OBJECTIVE> Copy every line of the data in which the word "settings" occurs.

AVAILABLE DATA>

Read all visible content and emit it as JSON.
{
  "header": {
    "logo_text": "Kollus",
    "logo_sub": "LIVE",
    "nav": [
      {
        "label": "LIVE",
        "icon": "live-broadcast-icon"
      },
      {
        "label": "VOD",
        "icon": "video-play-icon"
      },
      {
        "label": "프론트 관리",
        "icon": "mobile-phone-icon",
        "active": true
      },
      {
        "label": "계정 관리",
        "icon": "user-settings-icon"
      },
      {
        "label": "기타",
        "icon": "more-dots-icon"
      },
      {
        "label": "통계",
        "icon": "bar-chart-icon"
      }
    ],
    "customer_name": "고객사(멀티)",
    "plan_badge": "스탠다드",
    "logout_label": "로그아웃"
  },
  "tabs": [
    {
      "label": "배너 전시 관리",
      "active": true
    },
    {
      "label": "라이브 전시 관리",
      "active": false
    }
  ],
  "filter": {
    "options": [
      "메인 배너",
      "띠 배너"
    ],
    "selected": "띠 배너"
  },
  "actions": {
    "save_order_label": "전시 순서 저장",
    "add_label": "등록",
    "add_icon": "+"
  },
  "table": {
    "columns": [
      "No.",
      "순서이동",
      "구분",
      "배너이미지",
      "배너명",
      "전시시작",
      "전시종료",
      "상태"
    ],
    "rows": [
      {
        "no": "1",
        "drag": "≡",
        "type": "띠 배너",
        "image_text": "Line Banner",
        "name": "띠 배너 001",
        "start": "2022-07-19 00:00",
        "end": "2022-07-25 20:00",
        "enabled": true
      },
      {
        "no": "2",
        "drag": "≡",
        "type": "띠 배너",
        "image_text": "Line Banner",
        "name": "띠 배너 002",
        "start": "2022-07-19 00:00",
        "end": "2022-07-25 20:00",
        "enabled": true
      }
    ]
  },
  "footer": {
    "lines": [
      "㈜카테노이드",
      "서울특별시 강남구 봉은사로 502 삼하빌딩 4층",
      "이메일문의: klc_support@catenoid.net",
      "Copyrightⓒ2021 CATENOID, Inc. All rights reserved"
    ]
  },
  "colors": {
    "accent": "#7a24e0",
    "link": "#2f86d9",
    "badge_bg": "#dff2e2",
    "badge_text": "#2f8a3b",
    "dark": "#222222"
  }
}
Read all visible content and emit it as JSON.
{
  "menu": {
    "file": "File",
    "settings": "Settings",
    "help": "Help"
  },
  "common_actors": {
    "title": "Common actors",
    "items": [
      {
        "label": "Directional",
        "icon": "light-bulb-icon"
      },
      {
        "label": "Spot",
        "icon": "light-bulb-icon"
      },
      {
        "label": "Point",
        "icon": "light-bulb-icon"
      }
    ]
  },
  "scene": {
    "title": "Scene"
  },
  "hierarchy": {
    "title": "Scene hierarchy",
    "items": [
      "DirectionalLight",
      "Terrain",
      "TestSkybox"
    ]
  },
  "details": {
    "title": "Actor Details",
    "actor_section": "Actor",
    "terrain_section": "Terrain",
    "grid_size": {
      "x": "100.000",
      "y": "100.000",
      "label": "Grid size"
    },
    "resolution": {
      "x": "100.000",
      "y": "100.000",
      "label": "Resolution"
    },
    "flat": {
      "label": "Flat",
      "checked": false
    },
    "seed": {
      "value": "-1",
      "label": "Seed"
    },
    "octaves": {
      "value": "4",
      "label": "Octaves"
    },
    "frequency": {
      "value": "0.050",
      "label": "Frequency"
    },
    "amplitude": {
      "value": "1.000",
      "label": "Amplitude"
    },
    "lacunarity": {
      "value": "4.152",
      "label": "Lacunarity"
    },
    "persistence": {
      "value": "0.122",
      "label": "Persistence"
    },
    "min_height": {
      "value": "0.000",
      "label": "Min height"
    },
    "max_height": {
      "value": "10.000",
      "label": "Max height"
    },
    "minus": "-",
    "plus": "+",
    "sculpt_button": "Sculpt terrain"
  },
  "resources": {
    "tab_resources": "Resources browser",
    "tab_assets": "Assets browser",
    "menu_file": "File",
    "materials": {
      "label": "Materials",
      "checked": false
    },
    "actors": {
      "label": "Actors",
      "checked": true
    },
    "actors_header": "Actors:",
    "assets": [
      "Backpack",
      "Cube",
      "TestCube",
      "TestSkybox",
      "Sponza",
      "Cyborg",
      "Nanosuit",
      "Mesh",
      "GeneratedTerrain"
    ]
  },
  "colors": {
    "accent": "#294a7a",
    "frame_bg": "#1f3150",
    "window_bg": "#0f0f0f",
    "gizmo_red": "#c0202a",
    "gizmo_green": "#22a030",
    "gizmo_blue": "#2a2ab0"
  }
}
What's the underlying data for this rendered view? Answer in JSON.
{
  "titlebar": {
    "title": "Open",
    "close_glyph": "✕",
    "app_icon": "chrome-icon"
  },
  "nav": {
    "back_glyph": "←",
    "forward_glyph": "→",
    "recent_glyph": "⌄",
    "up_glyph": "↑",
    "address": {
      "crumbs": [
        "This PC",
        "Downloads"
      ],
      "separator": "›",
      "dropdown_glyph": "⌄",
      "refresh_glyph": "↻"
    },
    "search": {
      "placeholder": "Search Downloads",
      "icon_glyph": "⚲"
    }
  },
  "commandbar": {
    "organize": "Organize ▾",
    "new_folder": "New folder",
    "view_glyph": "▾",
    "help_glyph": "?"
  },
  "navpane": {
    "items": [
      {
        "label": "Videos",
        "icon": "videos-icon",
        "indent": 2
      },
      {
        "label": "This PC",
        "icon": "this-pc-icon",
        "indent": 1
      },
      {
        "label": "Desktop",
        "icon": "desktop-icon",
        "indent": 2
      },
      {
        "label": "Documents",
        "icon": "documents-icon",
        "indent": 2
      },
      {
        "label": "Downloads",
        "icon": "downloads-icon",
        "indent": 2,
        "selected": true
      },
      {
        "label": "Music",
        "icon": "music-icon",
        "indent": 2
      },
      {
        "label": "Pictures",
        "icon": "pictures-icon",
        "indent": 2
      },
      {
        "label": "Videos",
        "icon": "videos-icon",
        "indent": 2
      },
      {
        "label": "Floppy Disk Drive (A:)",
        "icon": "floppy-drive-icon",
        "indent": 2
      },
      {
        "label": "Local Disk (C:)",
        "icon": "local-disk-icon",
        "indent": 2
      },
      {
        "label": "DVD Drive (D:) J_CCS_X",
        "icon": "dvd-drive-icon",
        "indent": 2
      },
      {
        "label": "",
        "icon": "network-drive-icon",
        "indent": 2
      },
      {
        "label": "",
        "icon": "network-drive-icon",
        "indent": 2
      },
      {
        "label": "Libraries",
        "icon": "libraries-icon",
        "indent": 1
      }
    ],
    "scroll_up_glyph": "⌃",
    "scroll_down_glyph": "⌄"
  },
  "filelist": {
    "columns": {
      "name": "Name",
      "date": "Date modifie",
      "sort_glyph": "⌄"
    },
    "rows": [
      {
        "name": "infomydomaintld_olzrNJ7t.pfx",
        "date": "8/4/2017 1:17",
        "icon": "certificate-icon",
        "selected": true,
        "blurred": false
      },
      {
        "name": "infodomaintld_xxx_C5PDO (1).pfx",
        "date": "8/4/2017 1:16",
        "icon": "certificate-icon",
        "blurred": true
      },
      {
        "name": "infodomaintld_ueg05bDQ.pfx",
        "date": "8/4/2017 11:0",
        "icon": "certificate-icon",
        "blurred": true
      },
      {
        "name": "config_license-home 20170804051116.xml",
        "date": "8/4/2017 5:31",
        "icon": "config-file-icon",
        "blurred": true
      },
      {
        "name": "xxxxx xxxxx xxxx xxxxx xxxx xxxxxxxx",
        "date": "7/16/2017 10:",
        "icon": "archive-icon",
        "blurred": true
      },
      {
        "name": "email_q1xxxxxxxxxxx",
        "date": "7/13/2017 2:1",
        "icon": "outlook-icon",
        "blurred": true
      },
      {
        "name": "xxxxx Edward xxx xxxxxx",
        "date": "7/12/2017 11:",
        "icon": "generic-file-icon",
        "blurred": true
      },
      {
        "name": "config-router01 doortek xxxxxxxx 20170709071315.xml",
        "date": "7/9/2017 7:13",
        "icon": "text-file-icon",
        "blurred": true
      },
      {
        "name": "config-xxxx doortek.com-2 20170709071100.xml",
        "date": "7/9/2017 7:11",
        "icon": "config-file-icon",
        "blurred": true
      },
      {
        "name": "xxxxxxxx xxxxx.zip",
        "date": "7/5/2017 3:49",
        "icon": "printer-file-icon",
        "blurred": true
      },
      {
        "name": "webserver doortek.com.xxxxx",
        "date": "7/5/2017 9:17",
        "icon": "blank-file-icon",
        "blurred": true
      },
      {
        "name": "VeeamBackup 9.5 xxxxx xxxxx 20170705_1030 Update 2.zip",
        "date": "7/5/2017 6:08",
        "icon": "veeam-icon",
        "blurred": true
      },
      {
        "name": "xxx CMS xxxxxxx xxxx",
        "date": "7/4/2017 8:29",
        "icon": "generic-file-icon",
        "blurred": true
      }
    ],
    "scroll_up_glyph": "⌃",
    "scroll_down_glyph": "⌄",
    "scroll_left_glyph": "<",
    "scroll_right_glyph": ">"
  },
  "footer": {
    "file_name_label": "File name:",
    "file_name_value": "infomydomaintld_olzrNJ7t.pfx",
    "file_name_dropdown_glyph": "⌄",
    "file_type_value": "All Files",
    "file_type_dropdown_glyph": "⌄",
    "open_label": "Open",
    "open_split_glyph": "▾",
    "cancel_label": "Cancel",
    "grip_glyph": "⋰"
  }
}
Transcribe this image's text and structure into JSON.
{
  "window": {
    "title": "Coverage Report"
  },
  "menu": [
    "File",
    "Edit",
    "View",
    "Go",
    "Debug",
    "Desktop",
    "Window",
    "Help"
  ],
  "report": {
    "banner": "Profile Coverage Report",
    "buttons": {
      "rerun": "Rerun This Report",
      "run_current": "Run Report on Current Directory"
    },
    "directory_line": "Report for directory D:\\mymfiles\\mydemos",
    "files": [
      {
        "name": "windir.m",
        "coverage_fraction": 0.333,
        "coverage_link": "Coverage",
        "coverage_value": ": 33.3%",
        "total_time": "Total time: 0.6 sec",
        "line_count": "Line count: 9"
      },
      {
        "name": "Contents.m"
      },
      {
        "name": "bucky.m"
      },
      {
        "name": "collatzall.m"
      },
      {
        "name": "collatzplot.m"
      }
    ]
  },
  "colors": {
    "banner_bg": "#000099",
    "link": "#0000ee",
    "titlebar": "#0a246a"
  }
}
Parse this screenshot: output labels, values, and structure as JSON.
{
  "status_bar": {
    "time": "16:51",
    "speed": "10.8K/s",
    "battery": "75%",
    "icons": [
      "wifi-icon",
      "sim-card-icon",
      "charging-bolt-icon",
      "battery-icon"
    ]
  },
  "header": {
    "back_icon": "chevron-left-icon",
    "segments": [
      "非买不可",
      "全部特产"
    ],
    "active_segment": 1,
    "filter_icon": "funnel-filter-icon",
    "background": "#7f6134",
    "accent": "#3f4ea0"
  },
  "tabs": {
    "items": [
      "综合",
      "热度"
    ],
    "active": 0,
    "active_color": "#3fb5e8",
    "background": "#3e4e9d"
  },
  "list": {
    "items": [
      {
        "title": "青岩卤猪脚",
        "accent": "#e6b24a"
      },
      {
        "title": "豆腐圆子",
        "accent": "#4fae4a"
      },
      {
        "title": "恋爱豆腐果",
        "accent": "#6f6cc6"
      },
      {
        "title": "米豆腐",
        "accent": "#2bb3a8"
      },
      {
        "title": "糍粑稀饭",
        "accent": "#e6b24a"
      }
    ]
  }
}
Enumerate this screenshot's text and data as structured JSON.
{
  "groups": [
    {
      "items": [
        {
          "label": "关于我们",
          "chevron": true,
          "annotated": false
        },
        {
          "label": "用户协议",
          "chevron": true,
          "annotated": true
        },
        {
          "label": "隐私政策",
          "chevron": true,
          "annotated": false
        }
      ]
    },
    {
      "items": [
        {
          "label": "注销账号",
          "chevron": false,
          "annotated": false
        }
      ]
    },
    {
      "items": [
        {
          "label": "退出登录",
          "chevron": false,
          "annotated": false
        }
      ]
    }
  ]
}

ANSWER FOR THIS EXERCISE>
        "icon": "user-settings-icon"
    "settings": "Settings",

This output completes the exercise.